__Exercise instructions__: For each line that holds "services", copy the line out.

Collected data
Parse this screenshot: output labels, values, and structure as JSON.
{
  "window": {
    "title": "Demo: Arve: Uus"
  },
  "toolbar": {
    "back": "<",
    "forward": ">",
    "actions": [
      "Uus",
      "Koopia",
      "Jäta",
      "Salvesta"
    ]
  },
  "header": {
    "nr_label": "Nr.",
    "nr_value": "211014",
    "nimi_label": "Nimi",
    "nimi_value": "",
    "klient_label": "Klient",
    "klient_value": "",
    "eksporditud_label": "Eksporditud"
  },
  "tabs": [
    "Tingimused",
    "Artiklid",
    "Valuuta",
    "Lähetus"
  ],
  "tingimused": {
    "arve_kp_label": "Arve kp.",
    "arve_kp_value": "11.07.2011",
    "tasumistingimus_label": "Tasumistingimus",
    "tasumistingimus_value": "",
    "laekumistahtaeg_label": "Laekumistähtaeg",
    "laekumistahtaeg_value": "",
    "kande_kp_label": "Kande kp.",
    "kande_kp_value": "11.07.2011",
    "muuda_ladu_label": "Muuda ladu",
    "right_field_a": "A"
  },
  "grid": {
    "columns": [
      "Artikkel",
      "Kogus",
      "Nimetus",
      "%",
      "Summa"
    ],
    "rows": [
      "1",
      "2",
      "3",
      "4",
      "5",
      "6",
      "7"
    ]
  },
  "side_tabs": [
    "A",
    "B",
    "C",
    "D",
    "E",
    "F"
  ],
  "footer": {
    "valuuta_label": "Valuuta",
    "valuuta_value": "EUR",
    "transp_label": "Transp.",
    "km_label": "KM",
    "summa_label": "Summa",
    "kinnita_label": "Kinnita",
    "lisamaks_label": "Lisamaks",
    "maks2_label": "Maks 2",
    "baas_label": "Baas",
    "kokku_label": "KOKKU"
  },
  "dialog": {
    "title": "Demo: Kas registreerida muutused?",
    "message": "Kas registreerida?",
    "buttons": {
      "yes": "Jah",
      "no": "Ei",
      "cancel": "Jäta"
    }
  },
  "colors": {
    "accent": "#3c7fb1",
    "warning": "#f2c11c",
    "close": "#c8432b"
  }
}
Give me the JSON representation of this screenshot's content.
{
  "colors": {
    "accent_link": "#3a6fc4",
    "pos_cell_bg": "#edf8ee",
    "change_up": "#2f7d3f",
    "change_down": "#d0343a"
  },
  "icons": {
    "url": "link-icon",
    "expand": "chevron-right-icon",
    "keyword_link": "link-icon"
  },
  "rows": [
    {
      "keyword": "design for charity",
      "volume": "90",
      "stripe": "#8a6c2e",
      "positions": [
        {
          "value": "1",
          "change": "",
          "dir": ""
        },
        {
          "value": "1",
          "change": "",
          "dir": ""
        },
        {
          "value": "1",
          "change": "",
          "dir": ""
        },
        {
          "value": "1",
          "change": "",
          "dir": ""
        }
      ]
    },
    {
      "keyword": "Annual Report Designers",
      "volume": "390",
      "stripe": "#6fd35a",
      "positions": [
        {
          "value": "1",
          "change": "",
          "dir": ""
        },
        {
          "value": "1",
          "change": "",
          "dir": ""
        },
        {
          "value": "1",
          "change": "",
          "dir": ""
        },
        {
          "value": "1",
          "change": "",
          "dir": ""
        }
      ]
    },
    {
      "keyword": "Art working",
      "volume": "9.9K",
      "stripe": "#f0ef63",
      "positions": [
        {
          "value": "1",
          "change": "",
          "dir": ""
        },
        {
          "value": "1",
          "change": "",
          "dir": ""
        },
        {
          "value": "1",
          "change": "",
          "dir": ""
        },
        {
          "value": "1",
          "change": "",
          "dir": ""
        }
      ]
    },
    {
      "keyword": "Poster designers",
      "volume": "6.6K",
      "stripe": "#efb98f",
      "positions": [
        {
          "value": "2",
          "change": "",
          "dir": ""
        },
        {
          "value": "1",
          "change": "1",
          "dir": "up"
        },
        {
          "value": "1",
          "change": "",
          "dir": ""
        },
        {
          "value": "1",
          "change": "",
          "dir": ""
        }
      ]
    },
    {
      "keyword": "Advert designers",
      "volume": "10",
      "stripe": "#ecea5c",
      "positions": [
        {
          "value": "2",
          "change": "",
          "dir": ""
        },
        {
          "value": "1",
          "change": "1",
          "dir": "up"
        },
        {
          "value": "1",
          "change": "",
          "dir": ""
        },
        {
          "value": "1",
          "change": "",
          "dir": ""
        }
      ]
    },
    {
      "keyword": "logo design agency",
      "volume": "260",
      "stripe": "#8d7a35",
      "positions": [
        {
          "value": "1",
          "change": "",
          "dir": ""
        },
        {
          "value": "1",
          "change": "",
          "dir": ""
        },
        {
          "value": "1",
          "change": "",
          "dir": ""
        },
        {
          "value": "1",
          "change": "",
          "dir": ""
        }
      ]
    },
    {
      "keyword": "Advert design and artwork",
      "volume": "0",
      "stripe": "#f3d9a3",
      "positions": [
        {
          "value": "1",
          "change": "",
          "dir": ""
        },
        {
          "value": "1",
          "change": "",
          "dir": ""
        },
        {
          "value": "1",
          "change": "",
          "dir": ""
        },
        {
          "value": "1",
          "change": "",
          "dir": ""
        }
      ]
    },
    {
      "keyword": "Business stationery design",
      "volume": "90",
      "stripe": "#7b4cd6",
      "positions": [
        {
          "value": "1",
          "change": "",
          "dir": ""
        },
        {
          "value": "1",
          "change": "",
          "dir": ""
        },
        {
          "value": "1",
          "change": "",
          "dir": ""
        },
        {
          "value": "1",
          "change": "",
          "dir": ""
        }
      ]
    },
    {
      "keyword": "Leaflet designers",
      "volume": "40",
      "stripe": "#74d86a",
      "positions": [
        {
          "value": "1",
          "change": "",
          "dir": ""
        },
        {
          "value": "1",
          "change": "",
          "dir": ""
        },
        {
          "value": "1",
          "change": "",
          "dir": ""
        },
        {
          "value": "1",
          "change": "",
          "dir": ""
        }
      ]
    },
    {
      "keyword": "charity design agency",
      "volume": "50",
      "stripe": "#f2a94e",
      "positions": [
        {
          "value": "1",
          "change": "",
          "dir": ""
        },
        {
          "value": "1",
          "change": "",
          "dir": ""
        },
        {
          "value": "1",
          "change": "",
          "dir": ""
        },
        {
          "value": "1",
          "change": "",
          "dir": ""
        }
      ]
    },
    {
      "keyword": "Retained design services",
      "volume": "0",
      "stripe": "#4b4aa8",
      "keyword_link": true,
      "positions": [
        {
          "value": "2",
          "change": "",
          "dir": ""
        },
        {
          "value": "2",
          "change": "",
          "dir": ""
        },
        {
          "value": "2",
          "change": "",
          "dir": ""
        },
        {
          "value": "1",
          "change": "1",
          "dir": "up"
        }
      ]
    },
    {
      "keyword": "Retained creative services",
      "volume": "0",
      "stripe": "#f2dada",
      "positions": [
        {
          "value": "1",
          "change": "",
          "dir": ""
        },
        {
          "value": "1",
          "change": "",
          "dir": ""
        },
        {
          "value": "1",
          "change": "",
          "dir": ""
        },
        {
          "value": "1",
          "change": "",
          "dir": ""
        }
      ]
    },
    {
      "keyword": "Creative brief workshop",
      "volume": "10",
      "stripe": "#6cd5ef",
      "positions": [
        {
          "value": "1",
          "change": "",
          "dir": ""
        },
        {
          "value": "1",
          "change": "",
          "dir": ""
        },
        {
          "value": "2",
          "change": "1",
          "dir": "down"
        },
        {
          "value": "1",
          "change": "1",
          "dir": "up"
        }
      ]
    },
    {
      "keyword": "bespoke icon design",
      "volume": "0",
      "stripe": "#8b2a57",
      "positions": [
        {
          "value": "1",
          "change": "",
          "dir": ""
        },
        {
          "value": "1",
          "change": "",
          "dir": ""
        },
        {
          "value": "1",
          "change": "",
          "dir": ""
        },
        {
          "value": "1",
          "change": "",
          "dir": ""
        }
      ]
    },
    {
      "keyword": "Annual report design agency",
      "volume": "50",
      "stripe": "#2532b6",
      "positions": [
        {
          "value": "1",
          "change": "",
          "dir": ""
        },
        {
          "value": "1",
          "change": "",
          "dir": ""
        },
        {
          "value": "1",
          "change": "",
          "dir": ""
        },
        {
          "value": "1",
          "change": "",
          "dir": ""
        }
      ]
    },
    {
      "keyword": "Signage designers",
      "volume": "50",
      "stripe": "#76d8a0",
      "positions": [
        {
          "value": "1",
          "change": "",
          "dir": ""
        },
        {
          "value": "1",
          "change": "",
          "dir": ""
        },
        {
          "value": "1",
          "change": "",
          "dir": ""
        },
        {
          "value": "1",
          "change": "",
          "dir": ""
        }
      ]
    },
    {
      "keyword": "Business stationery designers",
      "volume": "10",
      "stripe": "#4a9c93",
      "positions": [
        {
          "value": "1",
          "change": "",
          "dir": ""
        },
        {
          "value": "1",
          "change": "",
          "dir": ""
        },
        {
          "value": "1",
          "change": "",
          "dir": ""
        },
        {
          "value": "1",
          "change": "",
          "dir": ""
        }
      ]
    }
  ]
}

__Problem solution__:
      "keyword": "Retained design services",
      "keyword": "Retained creative services",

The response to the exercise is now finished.